What you are asked to do: Write out every entry word for word.

--- start of Working data ---

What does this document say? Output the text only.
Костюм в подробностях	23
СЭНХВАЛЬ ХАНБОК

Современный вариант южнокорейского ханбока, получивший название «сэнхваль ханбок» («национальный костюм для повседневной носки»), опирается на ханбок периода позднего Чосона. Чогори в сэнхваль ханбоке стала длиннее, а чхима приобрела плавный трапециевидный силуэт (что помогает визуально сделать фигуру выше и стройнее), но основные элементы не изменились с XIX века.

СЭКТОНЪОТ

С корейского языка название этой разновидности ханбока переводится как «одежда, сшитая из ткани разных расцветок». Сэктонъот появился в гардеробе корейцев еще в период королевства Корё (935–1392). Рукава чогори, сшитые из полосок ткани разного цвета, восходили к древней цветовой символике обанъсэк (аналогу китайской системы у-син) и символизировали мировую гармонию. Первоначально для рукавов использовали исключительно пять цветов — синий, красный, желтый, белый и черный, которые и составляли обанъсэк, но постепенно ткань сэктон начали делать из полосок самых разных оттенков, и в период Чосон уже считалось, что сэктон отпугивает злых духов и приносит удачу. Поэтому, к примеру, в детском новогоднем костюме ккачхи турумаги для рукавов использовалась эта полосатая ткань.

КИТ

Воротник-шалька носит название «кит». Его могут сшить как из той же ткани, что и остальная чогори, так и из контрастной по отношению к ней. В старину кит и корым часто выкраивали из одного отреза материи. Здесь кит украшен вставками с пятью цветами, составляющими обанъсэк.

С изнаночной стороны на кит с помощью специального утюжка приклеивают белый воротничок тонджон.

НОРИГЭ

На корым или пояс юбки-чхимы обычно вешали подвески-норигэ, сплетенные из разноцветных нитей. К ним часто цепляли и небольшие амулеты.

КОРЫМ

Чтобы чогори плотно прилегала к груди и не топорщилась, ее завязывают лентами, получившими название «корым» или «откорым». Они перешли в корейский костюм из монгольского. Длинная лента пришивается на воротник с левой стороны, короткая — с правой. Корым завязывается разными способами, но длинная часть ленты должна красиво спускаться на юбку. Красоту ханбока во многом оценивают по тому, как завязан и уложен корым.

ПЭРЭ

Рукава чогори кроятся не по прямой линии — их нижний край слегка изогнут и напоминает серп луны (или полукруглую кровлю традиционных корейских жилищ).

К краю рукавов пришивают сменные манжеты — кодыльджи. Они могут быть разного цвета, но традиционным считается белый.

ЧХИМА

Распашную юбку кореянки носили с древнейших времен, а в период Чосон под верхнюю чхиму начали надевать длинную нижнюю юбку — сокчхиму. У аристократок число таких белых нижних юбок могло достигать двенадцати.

--- end of Working data ---

Completed task:
What does this document say? Output the text only.
Костюм в подробностях	23
СЭНХВАЛЬ ХАНБОК

Современный вариант южнокорейского ханбока, получивший название «сэнхваль ханбок» («национальный костюм для повседневной носки»), опирается на ханбок периода позднего Чосона. Чогори в сэнхваль ханбоке стала длиннее, а чхима приобрела плавный трапециевидный силуэт (что помогает визуально сделать фигуру выше и стройнее), но основные элементы не изменились с XIX века.

СЭКТОНЪОТ

С корейского языка название этой разновидности ханбока переводится как «одежда, сшитая из ткани разных расцветок». Сэктонъот появился в гардеробе корейцев еще в период королевства Корё (935–1392). Рукава чогори, сшитые из полосок ткани разного цвета, восходили к древней цветовой символике обанъсэк (аналогу китайской системы у-син) и символизировали мировую гармонию. Первоначально для рукавов использовали исключительно пять цветов — синий, красный, желтый, белый и черный, которые и составляли обанъсэк, но постепенно ткань сэктон начали делать из полосок самых разных оттенков, и в период Чосон уже считалось, что сэктон отпугивает злых духов и приносит удачу. Поэтому, к примеру, в детском новогоднем костюме ккачхи турумаги для рукавов использовалась эта полосатая ткань.

КИТ

Воротник-шалька носит название «кит». Его могут сшить как из той же ткани, что и остальная чогори, так и из контрастной по отношению к ней. В старину кит и корым часто выкраивали из одного отреза материи. Здесь кит украшен вставками с пятью цветами, составляющими обанъсэк.

С изнаночной стороны на кит с помощью специального утюжка приклеивают белый воротничок тонджон.

НОРИГЭ

На корым или пояс юбки-чхимы обычно вешали подвески-норигэ, сплетенные из разноцветных нитей. К ним часто цепляли и небольшие амулеты.

КОРЫМ

Чтобы чогори плотно прилегала к груди и не топорщилась, ее завязывают лентами, получившими название «корым» или «откорым». Они перешли в корейский костюм из монгольского. Длинная лента пришивается на воротник с левой стороны, короткая — с правой. Корым завязывается разными способами, но длинная часть ленты должна красиво спускаться на юбку. Красоту ханбока во многом оценивают по тому, как завязан и уложен корым.

ПЭРЭ

Рукава чогори кроятся не по прямой линии — их нижний край слегка изогнут и напоминает серп луны (или полукруглую кровлю традиционных корейских жилищ).

К краю рукавов пришивают сменные манжеты — кодыльджи. Они могут быть разного цвета, но традиционным считается белый.

ЧХИМА

Распашную юбку кореянки носили с древнейших времен, а в период Чосон под верхнюю чхиму начали надевать длинную нижнюю юбку — сокчхиму. У аристократок число таких белых нижних юбок могло достигать двенадцати.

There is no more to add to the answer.